All entries must be repeated exactly; do not include the pictures.

— start EXTRACTED INFORMATION —

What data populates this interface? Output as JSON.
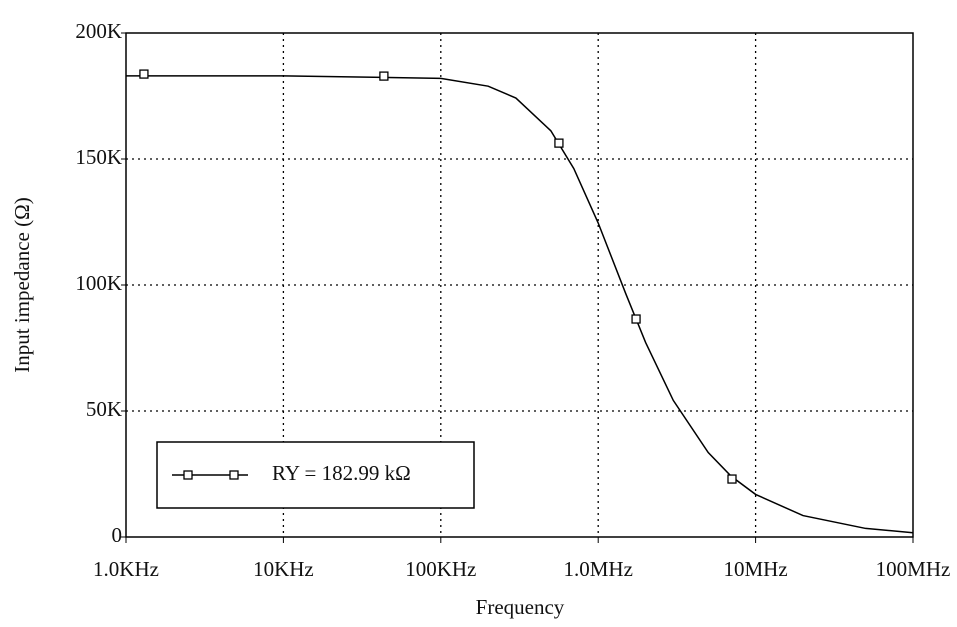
{
  "chart_data": {
    "type": "line",
    "x_label": "Frequency",
    "y_label": "Input impedance (Ω)",
    "xscale": "log",
    "grid": true,
    "xlim": [
      1000,
      100000000
    ],
    "xticks": [
      {
        "value": 1000,
        "label": "1.0KHz"
      },
      {
        "value": 10000,
        "label": "10KHz"
      },
      {
        "value": 100000,
        "label": "100KHz"
      },
      {
        "value": 1000000,
        "label": "1.0MHz"
      },
      {
        "value": 10000000,
        "label": "10MHz"
      },
      {
        "value": 100000000,
        "label": "100MHz"
      }
    ],
    "ylim": [
      0,
      200000
    ],
    "yticks": [
      0,
      {
        "value": 50000,
        "label": "50K"
      },
      {
        "value": 100000,
        "label": "100K"
      },
      {
        "value": 150000,
        "label": "150K"
      },
      {
        "value": 200000,
        "label": "200K"
      }
    ],
    "series": [
      {
        "name": "RY = 182.99 kΩ",
        "color": "#000000",
        "x": [
          1000,
          10000,
          100000,
          200000,
          300000,
          500000,
          700000,
          1000000,
          1500000,
          2000000,
          3000000,
          5000000,
          7000000,
          10000000,
          20000000,
          50000000,
          100000000
        ],
        "values": [
          183000,
          183000,
          182000,
          178900,
          174200,
          161200,
          146200,
          124600,
          96400,
          77200,
          54200,
          33500,
          24100,
          16900,
          8500,
          3400,
          1700
        ],
        "marker_x": [
          1300,
          43500,
          563000,
          1740000,
          7080000
        ],
        "marker_values": [
          183700,
          182900,
          156300,
          86500,
          23000
        ]
      }
    ]
  }
}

— end EXTRACTED INFORMATION —

CORRECT RESPONSE:
What data populates this interface? Output as JSON.
{
  "chart_data": {
    "type": "line",
    "x_label": "Frequency",
    "y_label": "Input impedance (Ω)",
    "xscale": "log",
    "grid": true,
    "xlim": [
      1000,
      100000000
    ],
    "xticks": [
      {
        "value": 1000,
        "label": "1.0KHz"
      },
      {
        "value": 10000,
        "label": "10KHz"
      },
      {
        "value": 100000,
        "label": "100KHz"
      },
      {
        "value": 1000000,
        "label": "1.0MHz"
      },
      {
        "value": 10000000,
        "label": "10MHz"
      },
      {
        "value": 100000000,
        "label": "100MHz"
      }
    ],
    "ylim": [
      0,
      200000
    ],
    "yticks": [
      0,
      {
        "value": 50000,
        "label": "50K"
      },
      {
        "value": 100000,
        "label": "100K"
      },
      {
        "value": 150000,
        "label": "150K"
      },
      {
        "value": 200000,
        "label": "200K"
      }
    ],
    "series": [
      {
        "name": "RY = 182.99 kΩ",
        "color": "#000000",
        "x": [
          1000,
          10000,
          100000,
          200000,
          300000,
          500000,
          700000,
          1000000,
          1500000,
          2000000,
          3000000,
          5000000,
          7000000,
          10000000,
          20000000,
          50000000,
          100000000
        ],
        "values": [
          183000,
          183000,
          182000,
          178900,
          174200,
          161200,
          146200,
          124600,
          96400,
          77200,
          54200,
          33500,
          24100,
          16900,
          8500,
          3400,
          1700
        ],
        "marker_x": [
          1300,
          43500,
          563000,
          1740000,
          7080000
        ],
        "marker_values": [
          183700,
          182900,
          156300,
          86500,
          23000
        ]
      }
    ]
  }
}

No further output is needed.